▶ _Text provided_:
--*--

Flaming_Maniac wrote:
FrankieSpankie3388 wrote:
Flaming_Maniac wrote:
Automotive companies did kill the electric car years ago. I don't have time to dig it up now, but there is even a movie by that name that we own.
Please don't start talking about auto companies killing the electric car, the consumer killed the electric car. First off, the electric vehicle was the first automobile ever made, several years before the internal combustion engine. Secondly, there were multiple electric vehicles that tried to enter the market in the past century but they all failed due to low demand and high costs. The reason the roads aren't filled with electric cars now is because of the consumer. That movie was biased about the EV1, even the director admitted it (source:
http://fyi.gmblogs.com/2006/12/mark_phe … kille.html ). Please don't blame auto companies about there being no electric vehicles on the road when the consumers didn't want them, unless you honestly expect companies to make electric vehicles for a major loss of money.
It wasn't all the automakers fault, the consumer base definitely had its share of the blame, and probably the majority.
Ripping cars already made and in use from the hands of owners that were more than willing to pay for them? Absurd.

--*--

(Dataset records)
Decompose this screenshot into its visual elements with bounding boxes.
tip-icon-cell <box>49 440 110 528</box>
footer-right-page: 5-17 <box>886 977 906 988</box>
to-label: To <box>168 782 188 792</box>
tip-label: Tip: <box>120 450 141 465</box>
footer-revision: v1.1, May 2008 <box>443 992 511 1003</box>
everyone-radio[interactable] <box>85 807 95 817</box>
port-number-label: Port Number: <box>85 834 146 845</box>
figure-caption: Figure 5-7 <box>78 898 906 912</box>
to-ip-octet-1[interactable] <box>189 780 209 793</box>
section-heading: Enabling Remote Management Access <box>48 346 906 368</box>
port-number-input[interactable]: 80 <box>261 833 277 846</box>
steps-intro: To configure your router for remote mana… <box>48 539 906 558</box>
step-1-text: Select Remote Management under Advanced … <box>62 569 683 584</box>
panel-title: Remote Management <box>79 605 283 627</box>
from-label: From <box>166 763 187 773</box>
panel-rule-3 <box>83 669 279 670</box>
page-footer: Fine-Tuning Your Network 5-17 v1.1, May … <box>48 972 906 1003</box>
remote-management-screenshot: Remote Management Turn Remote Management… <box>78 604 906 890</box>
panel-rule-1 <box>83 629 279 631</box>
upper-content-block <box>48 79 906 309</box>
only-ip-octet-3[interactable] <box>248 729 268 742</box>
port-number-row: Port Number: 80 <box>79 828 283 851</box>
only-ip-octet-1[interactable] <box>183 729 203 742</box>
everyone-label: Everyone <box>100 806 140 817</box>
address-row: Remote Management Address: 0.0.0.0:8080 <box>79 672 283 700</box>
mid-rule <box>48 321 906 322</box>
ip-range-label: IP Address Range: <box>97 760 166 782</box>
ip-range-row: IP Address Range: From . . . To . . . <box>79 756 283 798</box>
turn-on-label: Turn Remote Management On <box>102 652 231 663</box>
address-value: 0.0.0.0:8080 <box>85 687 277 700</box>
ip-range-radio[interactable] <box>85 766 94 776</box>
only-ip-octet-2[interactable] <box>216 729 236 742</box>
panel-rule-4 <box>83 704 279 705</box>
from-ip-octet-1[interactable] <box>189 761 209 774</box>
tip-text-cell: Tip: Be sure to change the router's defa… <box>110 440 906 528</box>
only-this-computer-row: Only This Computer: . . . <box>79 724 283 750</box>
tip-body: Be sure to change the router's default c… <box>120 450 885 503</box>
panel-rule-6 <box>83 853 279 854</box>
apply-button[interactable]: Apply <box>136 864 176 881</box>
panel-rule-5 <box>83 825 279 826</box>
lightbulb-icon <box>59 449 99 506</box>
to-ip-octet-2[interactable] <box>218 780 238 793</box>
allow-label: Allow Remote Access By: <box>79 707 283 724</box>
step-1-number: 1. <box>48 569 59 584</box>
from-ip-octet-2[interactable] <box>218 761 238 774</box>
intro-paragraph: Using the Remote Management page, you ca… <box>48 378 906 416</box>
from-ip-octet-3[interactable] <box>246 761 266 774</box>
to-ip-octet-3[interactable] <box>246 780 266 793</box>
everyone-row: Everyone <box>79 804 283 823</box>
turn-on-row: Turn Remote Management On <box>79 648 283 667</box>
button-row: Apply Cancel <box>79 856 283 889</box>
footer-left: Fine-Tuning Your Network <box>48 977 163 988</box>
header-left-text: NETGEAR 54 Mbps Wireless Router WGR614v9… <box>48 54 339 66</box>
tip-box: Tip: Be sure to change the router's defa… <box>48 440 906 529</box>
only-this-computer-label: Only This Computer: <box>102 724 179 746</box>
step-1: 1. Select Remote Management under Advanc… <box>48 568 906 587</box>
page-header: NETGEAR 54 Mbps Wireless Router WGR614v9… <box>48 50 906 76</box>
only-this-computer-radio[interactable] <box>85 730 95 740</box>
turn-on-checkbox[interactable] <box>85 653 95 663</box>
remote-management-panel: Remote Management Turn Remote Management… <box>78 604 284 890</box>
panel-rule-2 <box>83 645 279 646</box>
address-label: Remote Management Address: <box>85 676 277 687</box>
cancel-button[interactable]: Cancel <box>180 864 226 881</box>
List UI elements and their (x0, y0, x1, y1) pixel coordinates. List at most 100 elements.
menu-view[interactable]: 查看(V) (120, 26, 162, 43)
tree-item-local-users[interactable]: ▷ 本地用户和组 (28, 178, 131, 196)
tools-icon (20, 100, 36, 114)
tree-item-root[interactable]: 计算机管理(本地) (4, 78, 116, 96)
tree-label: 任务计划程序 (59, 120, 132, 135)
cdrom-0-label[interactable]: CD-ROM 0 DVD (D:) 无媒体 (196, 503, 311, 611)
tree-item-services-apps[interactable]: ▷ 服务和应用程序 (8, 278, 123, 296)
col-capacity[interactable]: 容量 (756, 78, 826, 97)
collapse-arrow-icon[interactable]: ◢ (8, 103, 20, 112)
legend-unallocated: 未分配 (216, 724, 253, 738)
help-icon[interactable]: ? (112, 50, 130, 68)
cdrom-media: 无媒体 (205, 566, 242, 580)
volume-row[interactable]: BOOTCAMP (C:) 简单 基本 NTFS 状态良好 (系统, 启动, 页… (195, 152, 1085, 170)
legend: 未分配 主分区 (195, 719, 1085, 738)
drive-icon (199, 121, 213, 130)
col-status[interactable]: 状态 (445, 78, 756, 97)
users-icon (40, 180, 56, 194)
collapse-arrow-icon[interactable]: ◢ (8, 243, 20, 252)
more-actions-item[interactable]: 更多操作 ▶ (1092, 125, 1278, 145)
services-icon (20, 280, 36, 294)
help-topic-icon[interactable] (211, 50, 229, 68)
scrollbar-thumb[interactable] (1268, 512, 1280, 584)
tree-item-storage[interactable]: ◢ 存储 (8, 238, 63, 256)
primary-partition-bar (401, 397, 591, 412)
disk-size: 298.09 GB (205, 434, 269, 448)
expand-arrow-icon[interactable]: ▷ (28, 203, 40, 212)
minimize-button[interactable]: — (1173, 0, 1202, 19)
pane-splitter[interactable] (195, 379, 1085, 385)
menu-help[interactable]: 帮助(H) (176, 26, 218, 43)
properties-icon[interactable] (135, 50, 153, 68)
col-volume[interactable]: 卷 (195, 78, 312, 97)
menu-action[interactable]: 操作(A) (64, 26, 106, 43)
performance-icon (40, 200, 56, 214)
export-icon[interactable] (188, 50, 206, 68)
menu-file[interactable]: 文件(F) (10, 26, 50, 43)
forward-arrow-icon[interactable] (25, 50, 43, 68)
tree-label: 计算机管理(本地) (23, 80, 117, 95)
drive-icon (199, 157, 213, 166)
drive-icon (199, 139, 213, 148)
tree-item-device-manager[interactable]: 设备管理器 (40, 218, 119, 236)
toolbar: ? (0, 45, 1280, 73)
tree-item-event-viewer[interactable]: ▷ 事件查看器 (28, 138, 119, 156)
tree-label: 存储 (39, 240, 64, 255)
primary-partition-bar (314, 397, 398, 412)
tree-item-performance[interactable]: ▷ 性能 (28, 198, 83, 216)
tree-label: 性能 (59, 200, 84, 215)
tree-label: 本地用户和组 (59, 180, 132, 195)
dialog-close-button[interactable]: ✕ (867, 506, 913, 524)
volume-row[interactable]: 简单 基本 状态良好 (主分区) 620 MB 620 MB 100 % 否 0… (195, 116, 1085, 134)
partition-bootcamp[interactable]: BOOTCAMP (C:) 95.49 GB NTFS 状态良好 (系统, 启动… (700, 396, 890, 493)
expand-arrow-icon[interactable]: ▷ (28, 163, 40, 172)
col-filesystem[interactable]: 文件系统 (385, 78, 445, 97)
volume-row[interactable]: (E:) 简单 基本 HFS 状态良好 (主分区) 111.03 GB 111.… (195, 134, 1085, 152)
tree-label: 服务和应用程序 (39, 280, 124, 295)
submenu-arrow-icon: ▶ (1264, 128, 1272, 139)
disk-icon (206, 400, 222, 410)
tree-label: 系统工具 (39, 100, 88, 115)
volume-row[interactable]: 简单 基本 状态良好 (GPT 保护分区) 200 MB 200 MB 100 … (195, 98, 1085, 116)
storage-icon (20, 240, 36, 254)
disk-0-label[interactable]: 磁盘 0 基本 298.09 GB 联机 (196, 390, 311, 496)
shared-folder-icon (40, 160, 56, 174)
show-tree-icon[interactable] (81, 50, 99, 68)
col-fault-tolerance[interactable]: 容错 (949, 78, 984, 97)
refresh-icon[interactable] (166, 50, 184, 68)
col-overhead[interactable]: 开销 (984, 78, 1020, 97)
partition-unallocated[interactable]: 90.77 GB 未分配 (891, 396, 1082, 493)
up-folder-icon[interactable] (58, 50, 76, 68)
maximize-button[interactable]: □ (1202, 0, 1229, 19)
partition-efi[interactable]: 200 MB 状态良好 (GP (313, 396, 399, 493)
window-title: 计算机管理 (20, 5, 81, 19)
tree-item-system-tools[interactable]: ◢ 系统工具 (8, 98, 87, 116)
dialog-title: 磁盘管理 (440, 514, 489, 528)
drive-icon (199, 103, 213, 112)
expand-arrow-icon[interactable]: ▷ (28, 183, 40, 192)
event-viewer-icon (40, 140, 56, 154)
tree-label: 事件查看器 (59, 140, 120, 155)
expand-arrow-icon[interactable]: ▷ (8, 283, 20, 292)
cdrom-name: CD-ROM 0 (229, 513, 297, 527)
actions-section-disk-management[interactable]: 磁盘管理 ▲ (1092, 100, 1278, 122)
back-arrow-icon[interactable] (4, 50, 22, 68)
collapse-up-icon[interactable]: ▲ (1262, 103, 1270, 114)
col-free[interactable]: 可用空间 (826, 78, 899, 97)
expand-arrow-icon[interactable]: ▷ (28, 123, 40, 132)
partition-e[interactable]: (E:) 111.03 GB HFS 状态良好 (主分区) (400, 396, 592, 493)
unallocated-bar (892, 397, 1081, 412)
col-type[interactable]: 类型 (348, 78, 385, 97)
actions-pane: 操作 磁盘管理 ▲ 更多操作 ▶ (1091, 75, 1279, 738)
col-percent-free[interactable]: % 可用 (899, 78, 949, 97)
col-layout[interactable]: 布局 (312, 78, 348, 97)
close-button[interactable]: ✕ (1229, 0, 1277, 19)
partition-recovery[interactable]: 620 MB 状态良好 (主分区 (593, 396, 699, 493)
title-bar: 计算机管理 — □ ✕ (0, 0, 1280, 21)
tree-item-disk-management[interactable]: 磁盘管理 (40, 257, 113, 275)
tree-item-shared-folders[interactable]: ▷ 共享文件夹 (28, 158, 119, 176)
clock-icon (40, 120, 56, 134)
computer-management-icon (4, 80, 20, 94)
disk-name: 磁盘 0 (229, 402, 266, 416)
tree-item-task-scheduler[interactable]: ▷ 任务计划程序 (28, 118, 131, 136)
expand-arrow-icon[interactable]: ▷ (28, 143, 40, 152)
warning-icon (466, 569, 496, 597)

--*--

▶ _Tasks to perform_:
- A) Answer these questions using the forum discussion about electric cars, marking each answer with its matching numeral:
(i) What does the discussion say was the first automobile ever made?
(ii) Which electric car was the movie said to be biased about?
(iii) In the last post, which group is said to have probably had the majority of the blame?
- B) Please reproduce the part of the forum discussion about electric cars from "It wasn't all" to "for them? Absurd.".
- C) Carry on the forum discussion about electric cars, starting right after its final sentence.

▶ _Answers in order_:
- A)
(i) The electric vehicle
(ii) The EV1
(iii) The consumer base

- B)
It wasn't all the automakers fault, the consumer base definitely had its share of the blame, and probably the majority.
Ripping cars already made and in use from the hands of owners that were more than willing to pay for them? Absurd.

- C)
It sounds absurd at first but think about it, if you are a company as large as General Motors that has millions and millions of vehicles on the road and, I'm not sure how many but I know it wasn't a lot so I'm being generous by saying 1,000 EV1s on the raod that were already at a loss of money for you, would you continue support for them? They would have to continue to maintain these vehicles and support them by still making parts for them for replacements. It's just like a game that's just not popular, if hardly anybody uses it, all support will be cut off. I remember an online racing game called Motor City Online, you can look it up. It was a pretty good racing game but it was MMO so the servers were huge and required a monthly fee. Since hardly anybody was ever playing it since nobody wants to pay monthly for a racing game, they cut off all support to it and completely closed down all the servers and now nobody could play the game if they tried. That's the best analogy that I can think of but it brings out my point. I did a report on the EV1 earlier this year after all I saw was Who Killed the Electric Car? So I was on the same side you were on thinking GM got some inside cut from the oil companies and did this for their own profit. Granted that could be the case, but no matter how you look at it, GM probably pulled the EV1 project for their own best interest.